Can you print the data exactly and leave out each image?

## Provided records
* begin *

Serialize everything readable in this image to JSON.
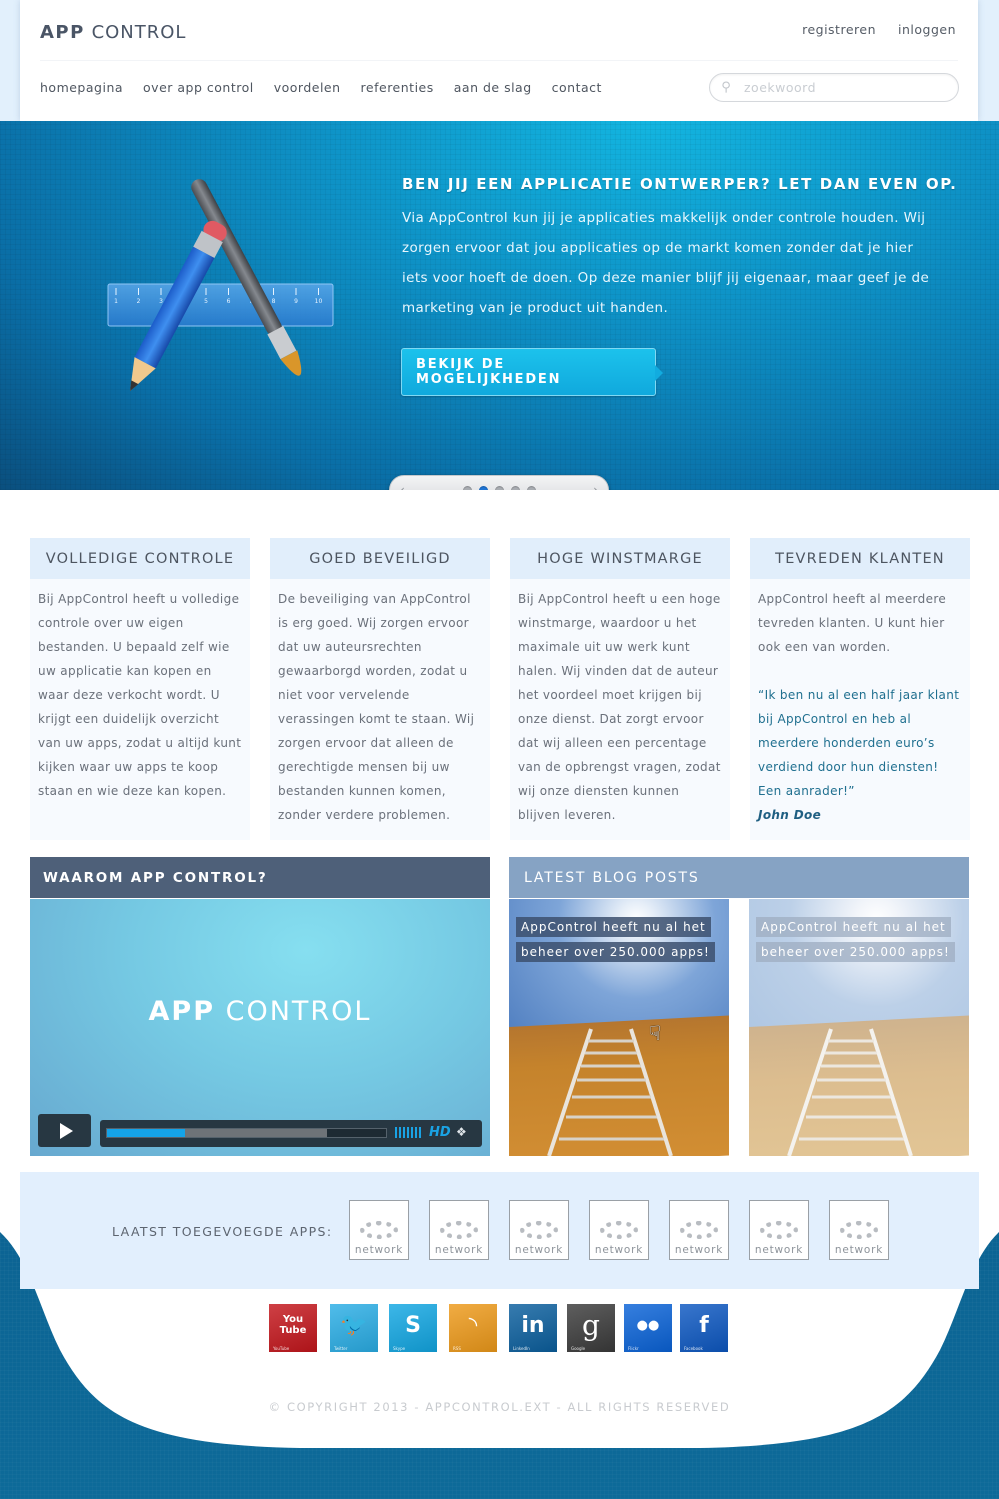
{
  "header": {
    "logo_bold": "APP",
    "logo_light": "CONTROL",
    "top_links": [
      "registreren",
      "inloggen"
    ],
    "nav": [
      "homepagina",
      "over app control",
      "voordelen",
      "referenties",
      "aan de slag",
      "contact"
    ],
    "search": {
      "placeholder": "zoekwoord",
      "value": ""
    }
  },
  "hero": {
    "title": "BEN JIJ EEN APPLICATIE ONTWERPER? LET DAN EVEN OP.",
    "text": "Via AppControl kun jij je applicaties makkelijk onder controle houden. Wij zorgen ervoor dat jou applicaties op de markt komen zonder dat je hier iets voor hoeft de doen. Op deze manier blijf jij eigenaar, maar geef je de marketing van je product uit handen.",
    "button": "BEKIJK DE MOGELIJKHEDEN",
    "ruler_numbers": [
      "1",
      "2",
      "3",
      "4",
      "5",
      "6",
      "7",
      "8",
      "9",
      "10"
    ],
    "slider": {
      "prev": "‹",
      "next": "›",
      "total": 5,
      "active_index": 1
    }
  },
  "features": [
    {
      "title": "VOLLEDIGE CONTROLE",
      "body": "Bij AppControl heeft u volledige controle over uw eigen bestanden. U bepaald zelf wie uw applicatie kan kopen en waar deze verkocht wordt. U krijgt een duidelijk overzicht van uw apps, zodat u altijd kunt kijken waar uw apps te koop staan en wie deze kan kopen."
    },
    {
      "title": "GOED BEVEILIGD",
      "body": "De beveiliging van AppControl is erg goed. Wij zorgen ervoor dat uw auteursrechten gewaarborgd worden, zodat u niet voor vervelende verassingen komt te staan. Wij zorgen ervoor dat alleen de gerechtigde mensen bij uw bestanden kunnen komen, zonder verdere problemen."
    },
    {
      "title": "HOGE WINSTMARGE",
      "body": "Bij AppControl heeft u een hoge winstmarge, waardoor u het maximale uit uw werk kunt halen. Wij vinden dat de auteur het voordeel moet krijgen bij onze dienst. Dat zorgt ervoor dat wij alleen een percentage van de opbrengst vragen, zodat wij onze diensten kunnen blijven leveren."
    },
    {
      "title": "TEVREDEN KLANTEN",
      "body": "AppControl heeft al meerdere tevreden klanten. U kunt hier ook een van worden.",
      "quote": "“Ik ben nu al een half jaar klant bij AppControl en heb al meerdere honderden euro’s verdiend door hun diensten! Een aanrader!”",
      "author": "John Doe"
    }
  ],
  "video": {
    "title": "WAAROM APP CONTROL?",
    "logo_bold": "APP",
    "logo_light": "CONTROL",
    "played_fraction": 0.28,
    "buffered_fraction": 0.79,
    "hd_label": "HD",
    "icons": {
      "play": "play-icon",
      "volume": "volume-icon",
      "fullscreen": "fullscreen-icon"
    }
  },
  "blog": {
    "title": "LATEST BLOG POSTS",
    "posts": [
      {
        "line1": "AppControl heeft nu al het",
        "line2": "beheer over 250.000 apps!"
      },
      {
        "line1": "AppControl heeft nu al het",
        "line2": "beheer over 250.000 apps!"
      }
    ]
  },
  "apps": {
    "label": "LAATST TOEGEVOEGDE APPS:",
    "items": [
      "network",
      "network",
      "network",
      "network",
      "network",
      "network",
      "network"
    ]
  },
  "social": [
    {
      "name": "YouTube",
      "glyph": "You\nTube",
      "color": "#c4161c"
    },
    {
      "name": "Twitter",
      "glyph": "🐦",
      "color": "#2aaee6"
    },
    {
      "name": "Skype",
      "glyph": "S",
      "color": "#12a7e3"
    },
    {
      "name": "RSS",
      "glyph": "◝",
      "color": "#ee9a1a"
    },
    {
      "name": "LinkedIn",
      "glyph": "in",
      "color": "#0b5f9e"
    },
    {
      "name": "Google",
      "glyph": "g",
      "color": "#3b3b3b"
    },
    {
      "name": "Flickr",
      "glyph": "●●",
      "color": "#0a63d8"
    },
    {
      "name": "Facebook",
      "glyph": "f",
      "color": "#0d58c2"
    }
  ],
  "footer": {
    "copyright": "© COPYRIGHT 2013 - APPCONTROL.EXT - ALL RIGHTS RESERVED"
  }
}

* end *

## Task answer
Serialize everything readable in this image to JSON.
{
  "header": {
    "logo_bold": "APP",
    "logo_light": "CONTROL",
    "top_links": [
      "registreren",
      "inloggen"
    ],
    "nav": [
      "homepagina",
      "over app control",
      "voordelen",
      "referenties",
      "aan de slag",
      "contact"
    ],
    "search": {
      "placeholder": "zoekwoord",
      "value": ""
    }
  },
  "hero": {
    "title": "BEN JIJ EEN APPLICATIE ONTWERPER? LET DAN EVEN OP.",
    "text": "Via AppControl kun jij je applicaties makkelijk onder controle houden. Wij zorgen ervoor dat jou applicaties op de markt komen zonder dat je hier iets voor hoeft de doen. Op deze manier blijf jij eigenaar, maar geef je de marketing van je product uit handen.",
    "button": "BEKIJK DE MOGELIJKHEDEN",
    "ruler_numbers": [
      "1",
      "2",
      "3",
      "4",
      "5",
      "6",
      "7",
      "8",
      "9",
      "10"
    ],
    "slider": {
      "prev": "‹",
      "next": "›",
      "total": 5,
      "active_index": 1
    }
  },
  "features": [
    {
      "title": "VOLLEDIGE CONTROLE",
      "body": "Bij AppControl heeft u volledige controle over uw eigen bestanden. U bepaald zelf wie uw applicatie kan kopen en waar deze verkocht wordt. U krijgt een duidelijk overzicht van uw apps, zodat u altijd kunt kijken waar uw apps te koop staan en wie deze kan kopen."
    },
    {
      "title": "GOED BEVEILIGD",
      "body": "De beveiliging van AppControl is erg goed. Wij zorgen ervoor dat uw auteursrechten gewaarborgd worden, zodat u niet voor vervelende verassingen komt te staan. Wij zorgen ervoor dat alleen de gerechtigde mensen bij uw bestanden kunnen komen, zonder verdere problemen."
    },
    {
      "title": "HOGE WINSTMARGE",
      "body": "Bij AppControl heeft u een hoge winstmarge, waardoor u het maximale uit uw werk kunt halen. Wij vinden dat de auteur het voordeel moet krijgen bij onze dienst. Dat zorgt ervoor dat wij alleen een percentage van de opbrengst vragen, zodat wij onze diensten kunnen blijven leveren."
    },
    {
      "title": "TEVREDEN KLANTEN",
      "body": "AppControl heeft al meerdere tevreden klanten. U kunt hier ook een van worden.",
      "quote": "“Ik ben nu al een half jaar klant bij AppControl en heb al meerdere honderden euro’s verdiend door hun diensten! Een aanrader!”",
      "author": "John Doe"
    }
  ],
  "video": {
    "title": "WAAROM APP CONTROL?",
    "logo_bold": "APP",
    "logo_light": "CONTROL",
    "played_fraction": 0.28,
    "buffered_fraction": 0.79,
    "hd_label": "HD",
    "icons": {
      "play": "play-icon",
      "volume": "volume-icon",
      "fullscreen": "fullscreen-icon"
    }
  },
  "blog": {
    "title": "LATEST BLOG POSTS",
    "posts": [
      {
        "line1": "AppControl heeft nu al het",
        "line2": "beheer over 250.000 apps!"
      },
      {
        "line1": "AppControl heeft nu al het",
        "line2": "beheer over 250.000 apps!"
      }
    ]
  },
  "apps": {
    "label": "LAATST TOEGEVOEGDE APPS:",
    "items": [
      "network",
      "network",
      "network",
      "network",
      "network",
      "network",
      "network"
    ]
  },
  "social": [
    {
      "name": "YouTube",
      "glyph": "You\nTube",
      "color": "#c4161c"
    },
    {
      "name": "Twitter",
      "glyph": "🐦",
      "color": "#2aaee6"
    },
    {
      "name": "Skype",
      "glyph": "S",
      "color": "#12a7e3"
    },
    {
      "name": "RSS",
      "glyph": "◝",
      "color": "#ee9a1a"
    },
    {
      "name": "LinkedIn",
      "glyph": "in",
      "color": "#0b5f9e"
    },
    {
      "name": "Google",
      "glyph": "g",
      "color": "#3b3b3b"
    },
    {
      "name": "Flickr",
      "glyph": "●●",
      "color": "#0a63d8"
    },
    {
      "name": "Facebook",
      "glyph": "f",
      "color": "#0d58c2"
    }
  ],
  "footer": {
    "copyright": "© COPYRIGHT 2013 - APPCONTROL.EXT - ALL RIGHTS RESERVED"
  }
}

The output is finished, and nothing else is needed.